#### Data extract:

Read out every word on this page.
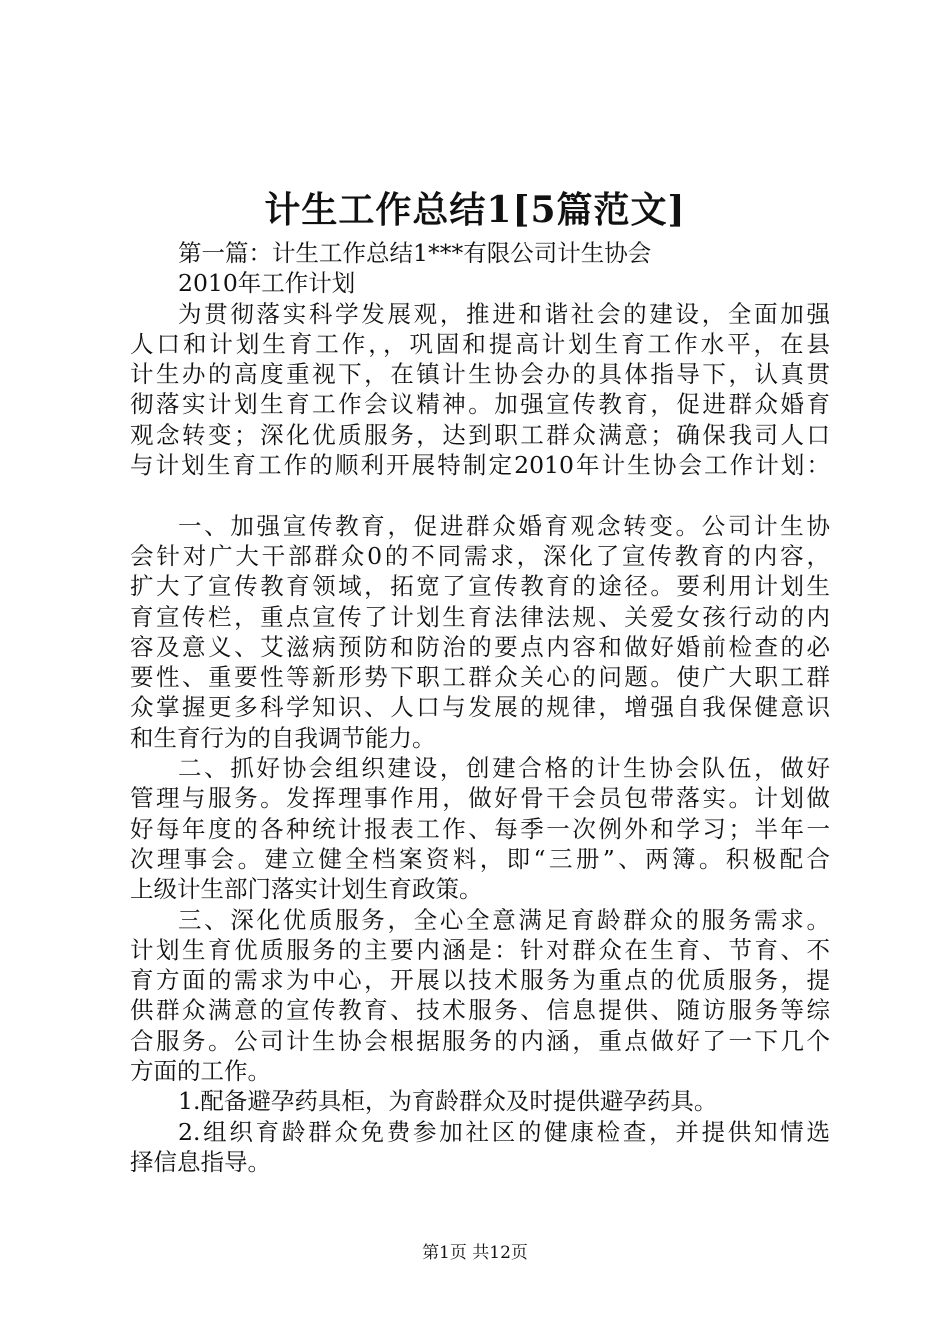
计生工作总结1[5篇范文]
第一篇：计生工作总结1***有限公司计生协会
2010年工作计划
为贯彻落实科学发展观，推进和谐社会的建设，全面加强
人口和计划生育工作，，巩固和提高计划生育工作水平，在县
计生办的高度重视下，在镇计生协会办的具体指导下，认真贯
彻落实计划生育工作会议精神。加强宣传教育，促进群众婚育
观念转变；深化优质服务，达到职工群众满意；确保我司人口
与计划生育工作的顺利开展特制定2010年计生协会工作计划：
一、加强宣传教育，促进群众婚育观念转变。公司计生协
会针对广大干部群众0的不同需求，深化了宣传教育的内容，
扩大了宣传教育领域，拓宽了宣传教育的途径。要利用计划生
育宣传栏，重点宣传了计划生育法律法规、关爱女孩行动的内
容及意义、艾滋病预防和防治的要点内容和做好婚前检查的必
要性、重要性等新形势下职工群众关心的问题。使广大职工群
众掌握更多科学知识、人口与发展的规律，增强自我保健意识
和生育行为的自我调节能力。
二、抓好协会组织建设，创建合格的计生协会队伍，做好
管理与服务。发挥理事作用，做好骨干会员包带落实。计划做
好每年度的各种统计报表工作、每季一次例外和学习；半年一
次理事会。建立健全档案资料，即“三册”、两簿。积极配合
上级计生部门落实计划生育政策。
三、深化优质服务，全心全意满足育龄群众的服务需求。
计划生育优质服务的主要内涵是：针对群众在生育、节育、不
育方面的需求为中心，开展以技术服务为重点的优质服务，提
供群众满意的宣传教育、技术服务、信息提供、随访服务等综
合服务。公司计生协会根据服务的内涵，重点做好了一下几个
方面的工作。
1.配备避孕药具柜，为育龄群众及时提供避孕药具。
2.组织育龄群众免费参加社区的健康检查，并提供知情选
择信息指导。
第1页 共12页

#### What you need to do:
Make an exact copy of all entries above, dropping the images.

#### Solution:
Read out every word on this page.
计生工作总结1[5篇范文]
第一篇：计生工作总结1***有限公司计生协会
2010年工作计划
为贯彻落实科学发展观，推进和谐社会的建设，全面加强
人口和计划生育工作，，巩固和提高计划生育工作水平，在县
计生办的高度重视下，在镇计生协会办的具体指导下，认真贯
彻落实计划生育工作会议精神。加强宣传教育，促进群众婚育
观念转变；深化优质服务，达到职工群众满意；确保我司人口
与计划生育工作的顺利开展特制定2010年计生协会工作计划：
一、加强宣传教育，促进群众婚育观念转变。公司计生协
会针对广大干部群众0的不同需求，深化了宣传教育的内容，
扩大了宣传教育领域，拓宽了宣传教育的途径。要利用计划生
育宣传栏，重点宣传了计划生育法律法规、关爱女孩行动的内
容及意义、艾滋病预防和防治的要点内容和做好婚前检查的必
要性、重要性等新形势下职工群众关心的问题。使广大职工群
众掌握更多科学知识、人口与发展的规律，增强自我保健意识
和生育行为的自我调节能力。
二、抓好协会组织建设，创建合格的计生协会队伍，做好
管理与服务。发挥理事作用，做好骨干会员包带落实。计划做
好每年度的各种统计报表工作、每季一次例外和学习；半年一
次理事会。建立健全档案资料，即“三册”、两簿。积极配合
上级计生部门落实计划生育政策。
三、深化优质服务，全心全意满足育龄群众的服务需求。
计划生育优质服务的主要内涵是：针对群众在生育、节育、不
育方面的需求为中心，开展以技术服务为重点的优质服务，提
供群众满意的宣传教育、技术服务、信息提供、随访服务等综
合服务。公司计生协会根据服务的内涵，重点做好了一下几个
方面的工作。
1.配备避孕药具柜，为育龄群众及时提供避孕药具。
2.组织育龄群众免费参加社区的健康检查，并提供知情选
择信息指导。
第1页 共12页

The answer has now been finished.